**Document segment**
Within three months of the Administrator’s appointment, a Meeting of Creditors must be held. During this meeting, creditors can form a committee to represent their interests and request any necessary information from the Administrator. This ensures transparency and keeps creditors involved in the process.

Legal Protection During Administration

While a company is in administration, it is protected from further legal actions. Creditors cannot appoint a Liquidator or Receiver, nor can they initiate any legal proceedings without the consent of the Administrator or the court. This protection allows the Administrator to focus on rescuing the company without constant legal threats.

What Happens When Administration Ends?

Once the Administrator’s work is complete, they must apply to the court to lift the Administration Order. If the company has been successfully stabilised, control may be returned to the company officers. Alternatively, if the aim was to facilitate a Voluntary Arrangement, everything is handed over to the new supervisor. If these efforts fail, a Winding-up Order may be issued, leading to the appointment of a Liquidator to sell off assets and dissolve the company. Notably, all costs incurred by the Administrator are paid before any creditor claims, assuming there are funds remaining.

The Rise of Pre-Pack Administration

In recent years, a new approach known as ‘Pre-Pack Administration’ has gained traction. This involves negotiating the sale of the company or its assets before the formal administration process begins. Once an Administrator is appointed, the pre-negotiated deal is swiftly formalised.

Supporters of Pre-Pack Administration argue that it helps secure the best possible price for the company, as news of formal administration often causes a drop in value. However, this method has faced criticism, particularly from unsecured creditors, especially when the company is sold back to its existing shareholders or directors.

Administration offers a way for companies to find their footing again amidst financial turmoil. For more information on administration procedures, visit  www.insolvency.gov.uk.

What is Compulsory Liquidation?

Compulsory liquidation is a legal process where a court orders the winding-up of an insolvent company, typically at the request of a creditor, because the company cannot pay its debts. Once the order is made, the company ceases trading, and an appointed liquidator will sell the company’s assets to repay creditors.

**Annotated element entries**
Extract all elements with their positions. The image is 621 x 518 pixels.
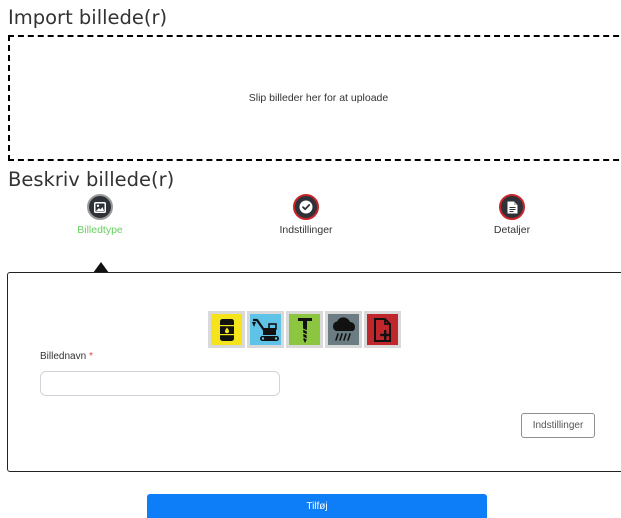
oil-barrel-icon[interactable] bbox=[208, 311, 245, 348]
drill-icon[interactable] bbox=[286, 311, 323, 348]
excavator-icon[interactable] bbox=[247, 311, 284, 348]
add-button[interactable]: Tilføj bbox=[147, 494, 487, 518]
step-indstillinger[interactable]: Indstillinger bbox=[256, 194, 356, 237]
describe-title: Beskriv billede(r) bbox=[8, 168, 175, 191]
step-label-detaljer: Detaljer bbox=[493, 224, 531, 236]
step-label-billedtype: Billedtype bbox=[77, 224, 123, 236]
step-billedtype[interactable]: Billedtype bbox=[50, 194, 150, 237]
step-detaljer[interactable]: Detaljer bbox=[462, 194, 562, 237]
name-label-text: Billednavn bbox=[40, 351, 87, 362]
import-page: Import billede(r) Slip billeder her for … bbox=[0, 0, 621, 518]
document-icon bbox=[499, 194, 525, 220]
import-title: Import billede(r) bbox=[8, 6, 168, 29]
name-label: Billednavn * bbox=[40, 351, 93, 362]
image-name-input[interactable] bbox=[40, 371, 280, 396]
check-icon bbox=[293, 194, 319, 220]
dropzone-text: Slip billeder her for at uploade bbox=[248, 92, 389, 104]
settings-button[interactable]: Indstillinger bbox=[521, 413, 595, 438]
add-document-icon[interactable] bbox=[364, 311, 401, 348]
image-icon bbox=[87, 194, 113, 220]
image-type-selector bbox=[208, 311, 401, 348]
image-dropzone[interactable]: Slip billeder her for at uploade bbox=[8, 35, 621, 161]
rain-cloud-icon[interactable] bbox=[325, 311, 362, 348]
required-marker: * bbox=[88, 351, 93, 362]
step-label-indstillinger: Indstillinger bbox=[279, 224, 333, 236]
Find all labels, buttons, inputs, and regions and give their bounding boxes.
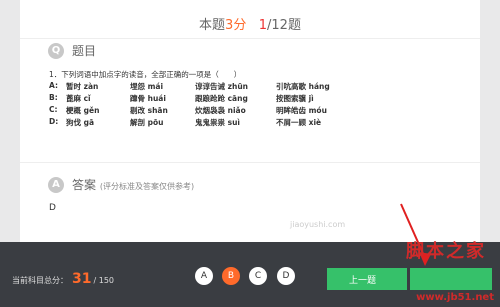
url-watermark: www.jb51.net [416,292,494,303]
next-question-button[interactable] [410,268,492,290]
header-prefix: 本题 [199,18,226,33]
choice-c-button[interactable]: C [249,267,267,285]
prev-question-button[interactable]: 上一题 [327,268,407,290]
question-section-header: Q 题目 [48,42,96,59]
logo-watermark: 脚本之家 [406,241,486,262]
choice-d-button[interactable]: D [277,267,295,285]
subject-total: 当前科目总分： 31 / 150 [12,271,114,287]
header-divider [20,38,480,39]
question-total: /12题 [267,18,301,33]
answer-divider [20,162,480,163]
total-label: 当前科目总分： [12,276,68,285]
question-stem: 1．下列词语中加点字的读音，全部正确的一项是（ ） [49,70,242,79]
answer-section-header: A 答案 (评分标准及答案仅供参考) [48,176,194,193]
answer-value: D [49,203,56,213]
question-title: 题目 [72,44,97,58]
question-score: 3分 [225,18,247,33]
question-header: 本题3分 1/12题 [20,14,480,33]
choice-b-button[interactable]: B [222,267,240,285]
answer-note: (评分标准及答案仅供参考) [99,182,195,191]
question-circle-icon: Q [48,42,64,59]
choice-a-button[interactable]: A [195,267,213,285]
answer-title: 答案 (评分标准及答案仅供参考) [72,178,195,192]
total-value: 31 [72,271,92,287]
site-watermark: jiaoyushi.com [290,220,346,229]
question-current: 1 [258,18,268,33]
answer-circle-icon: A [48,176,64,193]
total-max: / 150 [93,276,114,285]
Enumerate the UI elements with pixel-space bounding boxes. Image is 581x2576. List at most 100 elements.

**Stated goal 1**
Quote the passage on company administration exactly, everything from "The Rise of" down to "is Compulsory Liquidation?".
**Stated goal 2**
Continue the passage on company administration and liquidation from the point where it stops.
These rows have no connection to the text about company administration and liquidation.

**Expected output 1**
The Rise of Pre-Pack Administration

In recent years, a new approach known as ‘Pre-Pack Administration’ has gained traction. This involves negotiating the sale of the company or its assets before the formal administration process begins. Once an Administrator is appointed, the pre-negotiated deal is swiftly formalised.

Supporters of Pre-Pack Administration argue that it helps secure the best possible price for the company, as news of formal administration often causes a drop in value. However, this method has faced criticism, particularly from unsecured creditors, especially when the company is sold back to its existing shareholders or directors.

Administration offers a way for companies to find their footing again amidst financial turmoil. For more information on administration procedures, visit  www.insolvency.gov.uk.

What is Compulsory Liquidation?

**Expected output 2**
Key Facts:

Petition to the Court: A creditor can petition the court to liquidate a company if it is owed more than £750 (UK) or a similar threshold in other jurisdictions, and the company cannot repay the debt. The petition proves the company is insolvent.

Grounds for Petition: The most common reason for filing is that the company has failed to pay its debts when due. Evidence may include unpaid invoices, dishonoured checks, or a statutory demand for payment that remains unmet after 21 days.

Court Involvement: After reviewing the petition, the court decides whether to issue a winding-up order. If approved, the court appoints an official receiver, who initially acts as liquidator.

Effect of the Winding-Up Order:

The company must stop trading immediately.

The directors lose all control over the company’s affairs.

The company’s bank accounts are typically frozen.

Liquidator’s Role: The liquidator is responsible for:

Selling company assets to repay creditors.

Investigating the company’s financial affairs and the conduct of its directors.

Distributing funds to creditors according to the legal hierarchy.

The Liquidation Process

  1. Filing the Petition:

A creditor files a petition, often after issuing a statutory demand for payment, which the company has failed to address within 21 days.

The creditor must demonstrate the company’s inability to pay its debts.

  1. Court Hearing:

The petition is reviewed in a court hearing. If successful, the judge issues a winding-up order.

Once the order is issued, the process of liquidation begins immediately.

  1. Appointment of Official Receiver:

The official receiver is appointed as the provisional liquidator. In some cases, creditors can appoint a different liquidator later.

  1. Investigating the Company:

The liquidator assesses the company’s financial position, identifies assets, and investigates whether the directors acted improperly or negligently.

If misconduct is found, directors can face legal action, including disqualification.

  1. Asset Realisation:

The liquidator collects and sells company assets, including property, stock, and intellectual property, to generate funds for repayment.

  1. Distribution to Creditors:

Creditors are paid based on a legal hierarchy:

  1. Secured creditors (those with security, such as a mortgage) are paid first.
  2. Preferential creditors, including employees (for wages) and certain tax authorities, follow.
  3. Unsecured creditors receive payments last, from any remaining funds.

Dividends are paid to creditors based on the available funds and the amount owed.

Rights and Responsibilities of Creditors

  • Attend Creditors’ Meetings: After liquidation begins, creditors may be invited to attend meetings to discuss the company’s affairs and vote on the appointment of a liquidator.
  • Submit Proof of Debt: Creditors must submit a proof of debt form to the liquidator to claim their portion of any funds recovered from the liquidation process.
  • Request Updates: Creditors are entitled to receive updates from the liquidator on the progress of the liquidation, including details on asset sales and anticipated distributions.

Potential Outcomes for Creditors

Repayment: Creditors may receive part of the money they are owed, depending on the company’s remaining assets and the priority of their claims.

No Recovery: In cases where the company has few or no assets, unsecured creditors may receive little to no repayment.

Directors’ Misconduct: If the liquidator discovers wrongdoing by directors (e.g., fraudulent trading), creditors may benefit from potential legal action against those directors.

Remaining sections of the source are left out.